■ **Aim**: Which lines in the material below contain the word "element"? Report each such line in full.

■ **Exercise material**:
******************************

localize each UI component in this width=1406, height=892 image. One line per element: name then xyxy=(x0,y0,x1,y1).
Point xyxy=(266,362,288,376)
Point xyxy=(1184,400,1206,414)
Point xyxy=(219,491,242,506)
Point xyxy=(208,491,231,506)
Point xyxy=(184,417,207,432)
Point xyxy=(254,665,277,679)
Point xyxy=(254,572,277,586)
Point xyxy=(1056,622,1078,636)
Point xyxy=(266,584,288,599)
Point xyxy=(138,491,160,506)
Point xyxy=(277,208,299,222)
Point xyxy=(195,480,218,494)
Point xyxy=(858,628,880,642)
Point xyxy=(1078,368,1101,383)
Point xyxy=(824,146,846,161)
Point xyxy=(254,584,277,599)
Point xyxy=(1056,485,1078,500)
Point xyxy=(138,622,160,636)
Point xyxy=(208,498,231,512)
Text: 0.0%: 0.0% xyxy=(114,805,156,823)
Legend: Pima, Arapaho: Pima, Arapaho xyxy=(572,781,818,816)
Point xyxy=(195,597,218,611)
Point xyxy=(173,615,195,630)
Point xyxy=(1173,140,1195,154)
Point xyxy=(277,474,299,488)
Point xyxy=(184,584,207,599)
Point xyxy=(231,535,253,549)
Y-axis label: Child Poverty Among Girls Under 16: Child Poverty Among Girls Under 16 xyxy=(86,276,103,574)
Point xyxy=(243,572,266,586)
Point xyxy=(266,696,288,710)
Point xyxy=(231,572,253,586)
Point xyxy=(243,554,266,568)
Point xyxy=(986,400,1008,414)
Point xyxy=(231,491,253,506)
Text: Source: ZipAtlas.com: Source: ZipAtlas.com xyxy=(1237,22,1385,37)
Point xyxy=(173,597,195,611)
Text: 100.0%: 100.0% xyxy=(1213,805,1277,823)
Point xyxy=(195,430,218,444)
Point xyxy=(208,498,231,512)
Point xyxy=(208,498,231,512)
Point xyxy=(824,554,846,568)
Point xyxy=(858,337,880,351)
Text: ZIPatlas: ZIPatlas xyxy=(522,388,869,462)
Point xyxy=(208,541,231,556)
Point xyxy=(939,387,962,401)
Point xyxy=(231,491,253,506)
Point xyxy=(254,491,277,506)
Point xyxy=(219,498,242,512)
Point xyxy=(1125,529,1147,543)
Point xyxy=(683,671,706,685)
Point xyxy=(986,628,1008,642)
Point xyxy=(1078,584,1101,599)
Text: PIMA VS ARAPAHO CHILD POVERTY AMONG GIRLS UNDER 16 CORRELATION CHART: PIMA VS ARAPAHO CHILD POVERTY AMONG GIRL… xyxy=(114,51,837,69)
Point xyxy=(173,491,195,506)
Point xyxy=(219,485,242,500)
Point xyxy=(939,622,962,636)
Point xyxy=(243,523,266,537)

******************************

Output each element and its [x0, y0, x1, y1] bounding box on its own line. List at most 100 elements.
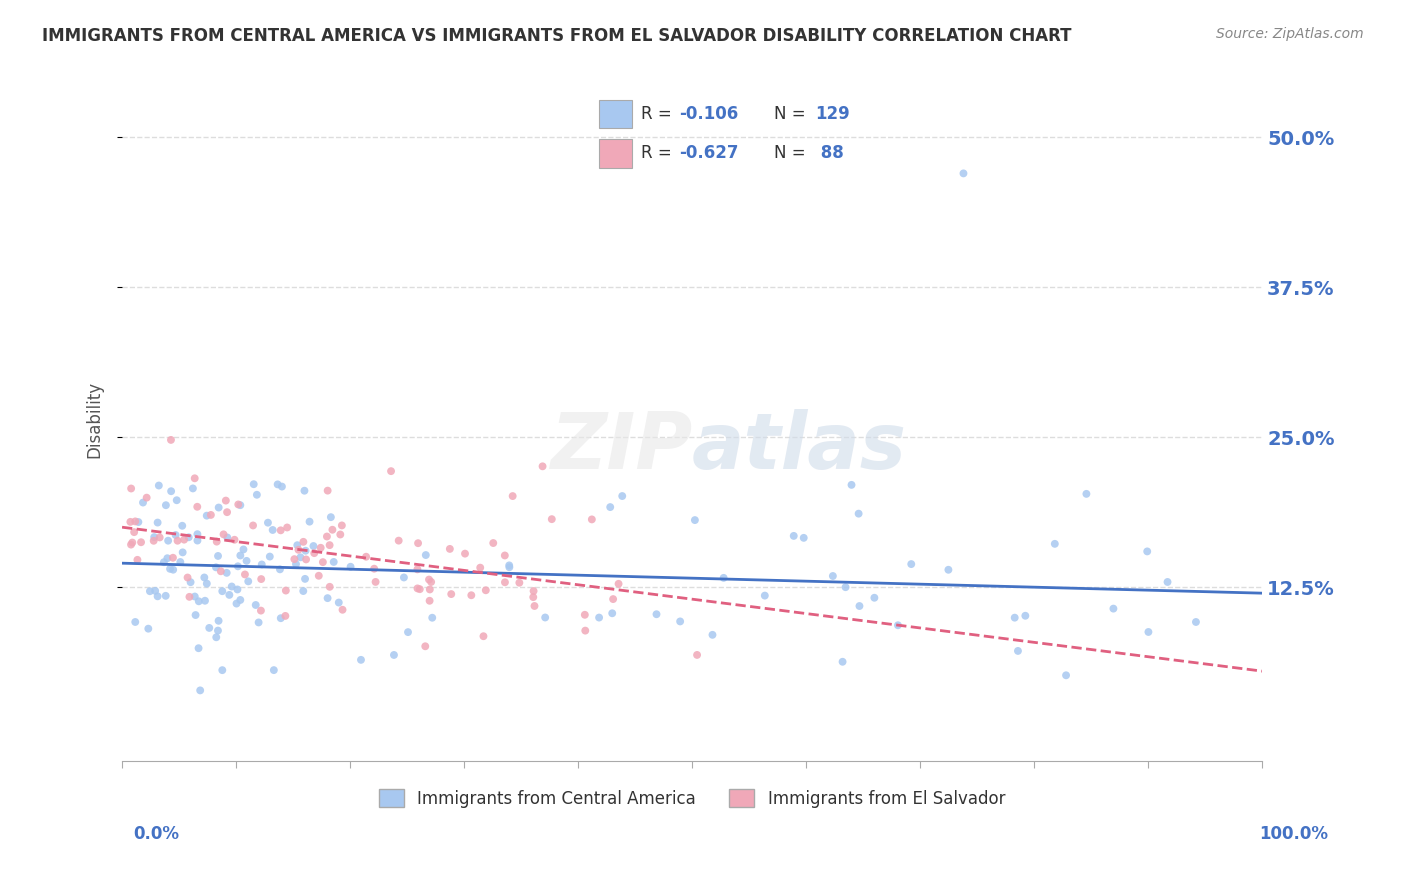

******************************

■ **The output**:
localize each UI component in this width=1406, height=892 image. One line per element: name then xyxy=(x0,y0,x1,y1).
Output each element and its [x0, y0, x1, y1] bounding box on its own line. List at most 100 elements.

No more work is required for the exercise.